The Septuagint (Greek) translators used the unambiguous word parthenos for ‘virgin’ and this is what is quoted in Matthew 1. 23. The issue, then, is to reconcile the Hebrew and Greek in these two passages.
God’s Promise
To do this we should examine the context in Isaiah 7. There we see that although King Ahaz was told by God to ask for a sign that He was going to deliver Judah from the invading armies of the Syria-Israel alliance, in unbelief and with a show of false piety he refused: ‘I will not ask, neither will I tempt the Lord’, v. 12.
Nevertheless God did give him the sign of verse 14, ‘Behold, a virgin shall conceive, and bear a son, and shall call his name Immanuel’.
Why did God persist? Because it was His will at that point in history to give Isaiah’s first recorded prophecy of the coming Messiah, what Herbert Lockyer calls ‘Isaiah’s first evangelistic announcement’.
We must ask the question, why was this a sign to Ahaz when the ultimate fulfilment lay more than seven centuries ahead? The Messianic promise was no sign at all to this unbelieving man. The answer can only be that in his time a child call ‘Immanuel’ would be born to a young virgin about to marry, possibly within or connected to the royal house so that the fulfilment would be known by the king.
The name of that child and its meaning, ‘God with us’, would be the sign. The promise to Ahaz was that Judah would be delivered from the invading armies through divine intervention.
Of the lad it was written, ‘Butter and honey shall he eat (all that was available in the land while it was occupied by enemy forces; milk from livestock without their young, honey from wild flowers on uncultivated land) that he may know to refuse the evil, and choose the good. For before the child shall know to refuse the evil, and choose the good, the land that thou abhorrest shall be forsaken of both her kings’, vv. 15, 16.
In this Old Testament picture the lives of people and events in Judah became an allegory of the birth of Jesus the Son of God, our ‘Emmanuel’. The ultimate fulfilment was when Christ the eternal Son of God became Man, indeed to be born of a ‘virgin’ unlike Ahaz’s contemporary who was born naturally of a ‘young woman’, who may well however have been a virgin when the prophecy was given. The dual meaning of the Hebrew word made both possible, and maintained the integrity of the text in its twofold application.
As in the time of Ahaz, our Emmanuel was born at a time of national crisis. But how much greater was the promise He brought and the deliverance He wrought! We should remind ourselves of the circumstances and meaning of that amazing birth.
God’s Love
Although the world of God’s creation was condemned through sin, He still loved those whom He had put there. Satan had caused sin to enter their lives and death reigned.

Dataset extract
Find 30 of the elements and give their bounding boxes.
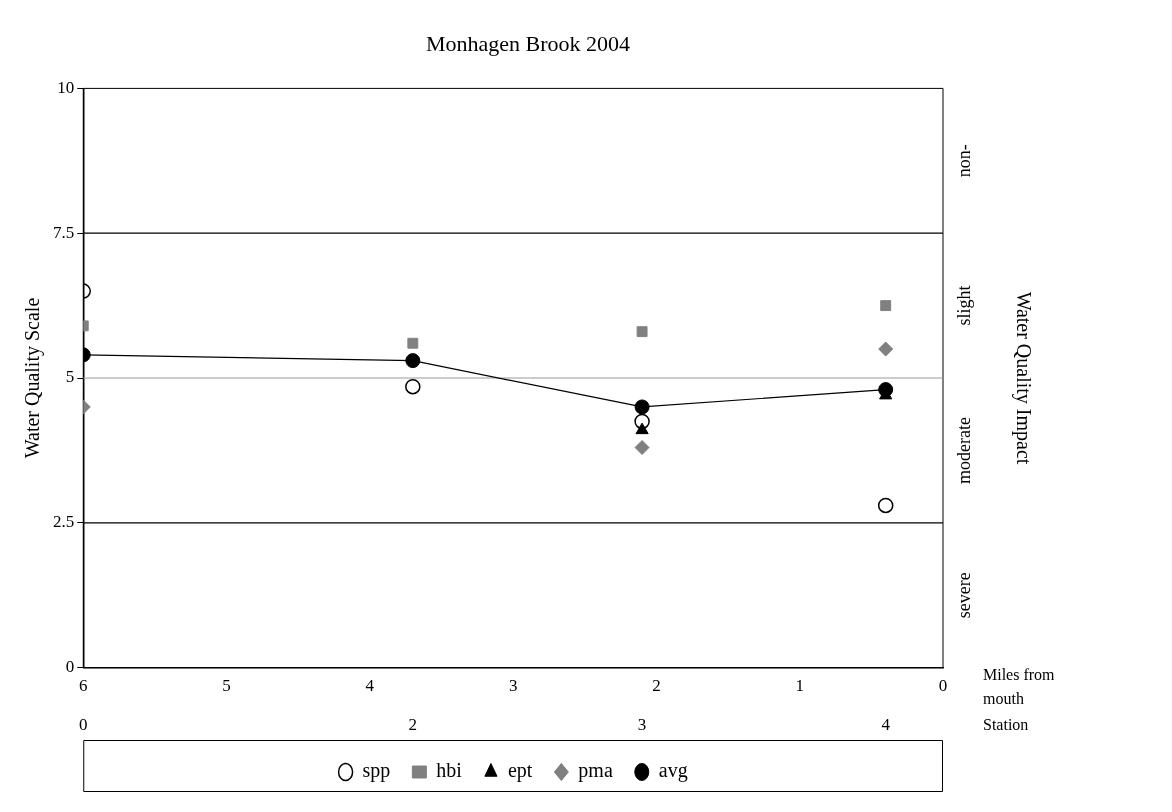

Requests
• 1. Please check each statement against the passage on Isaiah 7 and answer yes or no, quoting the words from it that decide the matter. (a) King Ahaz asked God for a sign. (b) The Septuagint translators rendered 'virgin' with the Greek word parthenos. (c) The child's name, Immanuel, carries the meaning 'God with us'.
• 2. Extend the passage on Isaiah 7 with the next few sentences, picking up right after its final line.

Answers given
• 1.
(a) No: "in unbelief and with a show of false piety he refused"
(b) Yes: "The Septuagint (Greek) translators used the unambiguous word parthenos for ‘virgin’"
(c) Yes: "The name of that child and its meaning, ‘God with us’, would be the sign."

• 2.
He would deliver them – but how? There was no one on earth who could become a saviour because all were under sin. Yet God’s justice required that the sins of the world be atoned for by someone who could, and would, take the sinner’s place in death and judgment.
God’s love was such that He appointed His only begotten Son to fill this role. Though God, He would become Man. Though sinless, He would take the sinner’s place. Though eternal, He would die an atoning death for us. He was the ‘Dayspring (or ‘Sunrise’) from on high’ who was to visit us ‘to give light to them that sit in darkness and in the shadow of death, to guide our feet into the way of peace’, Luke 1. 78, 79. Such was the love of God for His lost creation.
God’s Wisdom
A plan like this could never have been conceived by human minds. In the incarnate Son all the holiness of God was to grace this world of lost sinners. But how? Natural birth would involve a human lineage and the progeny would therefore be of the sinful seed of Adam.
This Child must be conceived in a virgin womb by the Holy Spirit Himself. Even in His birth, He would be ‘Immanuel … God with us’. By the will of the Father, through the Spirit of God, the Son would be born. Then in His spotless life, and His vicarious death, and victorious resurrection He would also be ‘God with us’. All this is implicit in, and arises out of Matthew 1. 20-24, which includes a quotation of Isaiah 7. 14.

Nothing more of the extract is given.